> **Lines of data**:
## start
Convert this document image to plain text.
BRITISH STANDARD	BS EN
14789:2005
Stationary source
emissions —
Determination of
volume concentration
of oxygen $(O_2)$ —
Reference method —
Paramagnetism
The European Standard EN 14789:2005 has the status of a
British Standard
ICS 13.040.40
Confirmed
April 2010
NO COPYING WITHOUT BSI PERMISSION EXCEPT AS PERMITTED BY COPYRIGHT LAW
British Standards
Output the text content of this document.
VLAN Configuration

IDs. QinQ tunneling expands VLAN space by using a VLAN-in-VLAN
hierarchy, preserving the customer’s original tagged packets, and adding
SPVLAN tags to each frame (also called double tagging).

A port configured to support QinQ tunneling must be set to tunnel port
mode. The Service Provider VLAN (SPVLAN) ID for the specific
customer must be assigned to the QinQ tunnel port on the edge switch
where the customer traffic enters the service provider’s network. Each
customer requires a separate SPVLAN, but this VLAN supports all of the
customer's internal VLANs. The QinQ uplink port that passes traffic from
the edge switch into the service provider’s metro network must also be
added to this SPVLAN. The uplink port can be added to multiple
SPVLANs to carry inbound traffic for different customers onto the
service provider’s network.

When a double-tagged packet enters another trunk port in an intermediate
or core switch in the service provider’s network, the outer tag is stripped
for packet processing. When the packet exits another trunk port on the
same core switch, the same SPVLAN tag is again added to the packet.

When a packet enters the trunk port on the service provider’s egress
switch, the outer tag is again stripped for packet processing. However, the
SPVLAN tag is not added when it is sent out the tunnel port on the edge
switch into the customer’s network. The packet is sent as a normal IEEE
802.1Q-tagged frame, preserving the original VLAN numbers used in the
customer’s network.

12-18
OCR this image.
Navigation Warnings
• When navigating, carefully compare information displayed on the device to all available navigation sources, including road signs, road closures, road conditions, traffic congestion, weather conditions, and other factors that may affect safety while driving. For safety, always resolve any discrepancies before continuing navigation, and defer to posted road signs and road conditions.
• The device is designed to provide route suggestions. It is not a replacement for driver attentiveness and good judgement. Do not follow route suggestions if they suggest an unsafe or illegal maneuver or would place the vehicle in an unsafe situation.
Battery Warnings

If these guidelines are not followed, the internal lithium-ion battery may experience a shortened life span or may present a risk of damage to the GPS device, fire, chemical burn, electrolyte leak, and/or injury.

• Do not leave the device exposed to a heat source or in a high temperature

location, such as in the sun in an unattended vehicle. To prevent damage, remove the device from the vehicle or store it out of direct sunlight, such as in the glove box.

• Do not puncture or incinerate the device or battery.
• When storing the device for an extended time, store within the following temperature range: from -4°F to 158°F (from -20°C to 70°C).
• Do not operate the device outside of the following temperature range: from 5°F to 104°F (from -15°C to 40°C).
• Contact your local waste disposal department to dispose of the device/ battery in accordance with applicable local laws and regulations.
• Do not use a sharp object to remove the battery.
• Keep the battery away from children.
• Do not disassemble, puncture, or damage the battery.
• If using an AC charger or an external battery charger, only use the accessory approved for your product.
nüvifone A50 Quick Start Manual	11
## end
> **Instructions to follow**: What do the records say? Quote them all exactly.

> **Output of the exercise**:
Convert this document image to plain text.
BRITISH STANDARD	BS EN
14789:2005
Stationary source
emissions —
Determination of
volume concentration
of oxygen $(O_2)$ —
Reference method —
Paramagnetism
The European Standard EN 14789:2005 has the status of a
British Standard
ICS 13.040.40
Confirmed
April 2010
NO COPYING WITHOUT BSI PERMISSION EXCEPT AS PERMITTED BY COPYRIGHT LAW
British Standards
Output the text content of this document.
VLAN Configuration

IDs. QinQ tunneling expands VLAN space by using a VLAN-in-VLAN
hierarchy, preserving the customer’s original tagged packets, and adding
SPVLAN tags to each frame (also called double tagging).

A port configured to support QinQ tunneling must be set to tunnel port
mode. The Service Provider VLAN (SPVLAN) ID for the specific
customer must be assigned to the QinQ tunnel port on the edge switch
where the customer traffic enters the service provider’s network. Each
customer requires a separate SPVLAN, but this VLAN supports all of the
customer's internal VLANs. The QinQ uplink port that passes traffic from
the edge switch into the service provider’s metro network must also be
added to this SPVLAN. The uplink port can be added to multiple
SPVLANs to carry inbound traffic for different customers onto the
service provider’s network.

When a double-tagged packet enters another trunk port in an intermediate
or core switch in the service provider’s network, the outer tag is stripped
for packet processing. When the packet exits another trunk port on the
same core switch, the same SPVLAN tag is again added to the packet.

When a packet enters the trunk port on the service provider’s egress
switch, the outer tag is again stripped for packet processing. However, the
SPVLAN tag is not added when it is sent out the tunnel port on the edge
switch into the customer’s network. The packet is sent as a normal IEEE
802.1Q-tagged frame, preserving the original VLAN numbers used in the
customer’s network.

12-18
OCR this image.
Navigation Warnings
• When navigating, carefully compare information displayed on the device to all available navigation sources, including road signs, road closures, road conditions, traffic congestion, weather conditions, and other factors that may affect safety while driving. For safety, always resolve any discrepancies before continuing navigation, and defer to posted road signs and road conditions.
• The device is designed to provide route suggestions. It is not a replacement for driver attentiveness and good judgement. Do not follow route suggestions if they suggest an unsafe or illegal maneuver or would place the vehicle in an unsafe situation.
Battery Warnings

If these guidelines are not followed, the internal lithium-ion battery may experience a shortened life span or may present a risk of damage to the GPS device, fire, chemical burn, electrolyte leak, and/or injury.

• Do not leave the device exposed to a heat source or in a high temperature

location, such as in the sun in an unattended vehicle. To prevent damage, remove the device from the vehicle or store it out of direct sunlight, such as in the glove box.

• Do not puncture or incinerate the device or battery.
• When storing the device for an extended time, store within the following temperature range: from -4°F to 158°F (from -20°C to 70°C).
• Do not operate the device outside of the following temperature range: from 5°F to 104°F (from -15°C to 40°C).
• Contact your local waste disposal department to dispose of the device/ battery in accordance with applicable local laws and regulations.
• Do not use a sharp object to remove the battery.
• Keep the battery away from children.
• Do not disassemble, puncture, or damage the battery.
• If using an AC charger or an external battery charger, only use the accessory approved for your product.
nüvifone A50 Quick Start Manual	11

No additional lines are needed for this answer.